### Aim of the exercise
Scan the data for "contains" and copy the lines it appears in.
* Begin Provided data *
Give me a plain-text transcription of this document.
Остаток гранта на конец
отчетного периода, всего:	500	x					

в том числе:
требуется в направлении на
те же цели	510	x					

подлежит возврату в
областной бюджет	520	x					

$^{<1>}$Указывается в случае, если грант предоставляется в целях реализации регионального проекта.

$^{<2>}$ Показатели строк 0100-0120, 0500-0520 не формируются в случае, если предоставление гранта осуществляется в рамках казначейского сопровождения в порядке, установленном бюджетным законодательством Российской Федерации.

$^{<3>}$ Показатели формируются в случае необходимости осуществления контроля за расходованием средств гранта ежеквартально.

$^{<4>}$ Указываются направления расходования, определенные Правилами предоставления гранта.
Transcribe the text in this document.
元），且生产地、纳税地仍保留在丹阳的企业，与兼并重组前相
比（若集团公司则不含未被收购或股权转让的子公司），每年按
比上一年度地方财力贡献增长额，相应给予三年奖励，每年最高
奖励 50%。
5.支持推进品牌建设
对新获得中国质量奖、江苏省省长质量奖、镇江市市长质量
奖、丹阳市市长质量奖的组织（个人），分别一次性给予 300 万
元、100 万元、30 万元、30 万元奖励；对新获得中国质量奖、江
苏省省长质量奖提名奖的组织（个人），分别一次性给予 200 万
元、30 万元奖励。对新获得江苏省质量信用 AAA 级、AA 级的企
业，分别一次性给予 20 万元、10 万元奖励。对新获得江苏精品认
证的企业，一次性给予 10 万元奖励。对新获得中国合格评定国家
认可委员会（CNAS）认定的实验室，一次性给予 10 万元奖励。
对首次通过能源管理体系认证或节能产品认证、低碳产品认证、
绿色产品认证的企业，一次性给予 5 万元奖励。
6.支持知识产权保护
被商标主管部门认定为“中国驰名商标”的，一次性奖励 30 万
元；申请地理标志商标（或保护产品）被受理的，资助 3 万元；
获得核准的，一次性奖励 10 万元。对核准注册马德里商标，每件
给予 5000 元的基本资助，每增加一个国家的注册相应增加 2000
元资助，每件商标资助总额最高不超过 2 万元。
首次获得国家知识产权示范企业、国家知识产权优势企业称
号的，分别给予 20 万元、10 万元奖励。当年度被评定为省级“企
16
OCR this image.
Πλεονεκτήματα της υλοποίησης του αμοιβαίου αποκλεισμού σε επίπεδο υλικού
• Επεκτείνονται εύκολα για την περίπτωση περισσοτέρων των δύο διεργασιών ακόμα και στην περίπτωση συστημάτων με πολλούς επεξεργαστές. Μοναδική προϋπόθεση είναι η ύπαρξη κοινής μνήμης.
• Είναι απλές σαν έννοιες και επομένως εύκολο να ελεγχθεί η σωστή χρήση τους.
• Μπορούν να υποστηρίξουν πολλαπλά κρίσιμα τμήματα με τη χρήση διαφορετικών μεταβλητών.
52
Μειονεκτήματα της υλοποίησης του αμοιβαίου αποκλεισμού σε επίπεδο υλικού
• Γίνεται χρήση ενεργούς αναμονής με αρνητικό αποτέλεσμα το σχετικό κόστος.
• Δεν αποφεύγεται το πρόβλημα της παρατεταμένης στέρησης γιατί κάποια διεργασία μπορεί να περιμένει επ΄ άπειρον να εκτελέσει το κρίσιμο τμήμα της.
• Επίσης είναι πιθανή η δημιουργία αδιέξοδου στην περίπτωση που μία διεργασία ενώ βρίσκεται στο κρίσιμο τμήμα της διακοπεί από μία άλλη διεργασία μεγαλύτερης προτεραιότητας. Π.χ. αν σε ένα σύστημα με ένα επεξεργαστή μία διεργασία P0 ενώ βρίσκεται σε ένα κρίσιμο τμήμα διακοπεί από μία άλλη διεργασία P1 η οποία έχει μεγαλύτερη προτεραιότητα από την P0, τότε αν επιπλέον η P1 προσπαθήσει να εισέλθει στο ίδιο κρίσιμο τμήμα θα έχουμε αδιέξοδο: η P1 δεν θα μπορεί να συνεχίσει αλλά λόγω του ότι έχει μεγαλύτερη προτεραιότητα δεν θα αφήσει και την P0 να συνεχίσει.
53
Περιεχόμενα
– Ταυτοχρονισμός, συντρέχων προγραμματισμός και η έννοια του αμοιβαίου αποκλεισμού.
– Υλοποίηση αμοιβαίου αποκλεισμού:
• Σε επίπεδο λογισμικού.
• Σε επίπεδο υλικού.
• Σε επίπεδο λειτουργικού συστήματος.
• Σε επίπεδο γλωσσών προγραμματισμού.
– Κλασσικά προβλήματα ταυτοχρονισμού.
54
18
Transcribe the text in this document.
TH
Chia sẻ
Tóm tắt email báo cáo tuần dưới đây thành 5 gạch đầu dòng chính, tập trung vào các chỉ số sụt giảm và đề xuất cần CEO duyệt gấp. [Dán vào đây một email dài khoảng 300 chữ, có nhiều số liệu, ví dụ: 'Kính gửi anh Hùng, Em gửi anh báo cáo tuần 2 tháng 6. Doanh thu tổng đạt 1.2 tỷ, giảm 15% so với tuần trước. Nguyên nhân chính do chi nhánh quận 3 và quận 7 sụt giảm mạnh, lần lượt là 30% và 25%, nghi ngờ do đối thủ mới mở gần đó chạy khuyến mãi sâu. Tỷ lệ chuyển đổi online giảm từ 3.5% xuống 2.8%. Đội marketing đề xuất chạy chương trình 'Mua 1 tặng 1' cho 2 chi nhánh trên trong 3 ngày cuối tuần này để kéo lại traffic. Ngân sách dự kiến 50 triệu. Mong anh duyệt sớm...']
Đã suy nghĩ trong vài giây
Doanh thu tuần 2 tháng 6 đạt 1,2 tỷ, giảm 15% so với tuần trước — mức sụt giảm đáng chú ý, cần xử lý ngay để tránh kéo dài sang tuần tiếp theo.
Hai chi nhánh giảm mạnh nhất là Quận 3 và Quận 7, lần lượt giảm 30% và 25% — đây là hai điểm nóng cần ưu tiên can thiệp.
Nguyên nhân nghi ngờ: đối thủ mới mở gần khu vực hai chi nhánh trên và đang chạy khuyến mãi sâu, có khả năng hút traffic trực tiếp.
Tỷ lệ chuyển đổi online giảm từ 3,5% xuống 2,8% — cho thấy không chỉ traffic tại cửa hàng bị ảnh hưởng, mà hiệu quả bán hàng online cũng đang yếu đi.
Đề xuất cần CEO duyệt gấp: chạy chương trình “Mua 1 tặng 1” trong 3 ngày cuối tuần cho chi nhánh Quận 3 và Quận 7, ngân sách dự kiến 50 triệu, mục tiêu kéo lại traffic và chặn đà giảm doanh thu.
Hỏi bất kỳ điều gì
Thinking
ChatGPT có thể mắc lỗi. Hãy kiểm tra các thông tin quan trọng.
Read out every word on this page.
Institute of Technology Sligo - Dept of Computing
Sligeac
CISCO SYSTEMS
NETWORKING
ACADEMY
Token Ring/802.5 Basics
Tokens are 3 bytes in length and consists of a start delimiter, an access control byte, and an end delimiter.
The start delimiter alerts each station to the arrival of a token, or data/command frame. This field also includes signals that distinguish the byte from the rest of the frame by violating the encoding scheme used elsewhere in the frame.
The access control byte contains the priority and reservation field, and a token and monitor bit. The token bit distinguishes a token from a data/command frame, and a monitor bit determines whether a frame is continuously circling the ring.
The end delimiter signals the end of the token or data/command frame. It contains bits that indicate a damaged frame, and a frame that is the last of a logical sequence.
* End Provided data *
### Exercise solution
The access control byte contains the priority and reservation field, and a token and monitor bit. The token bit distinguishes a token from a data/command frame, and a monitor bit determines whether a frame is continuously circling the ring.
The end delimiter signals the end of the token or data/command frame. It contains bits that indicate a damaged frame, and a frame that is the last of a logical sequence.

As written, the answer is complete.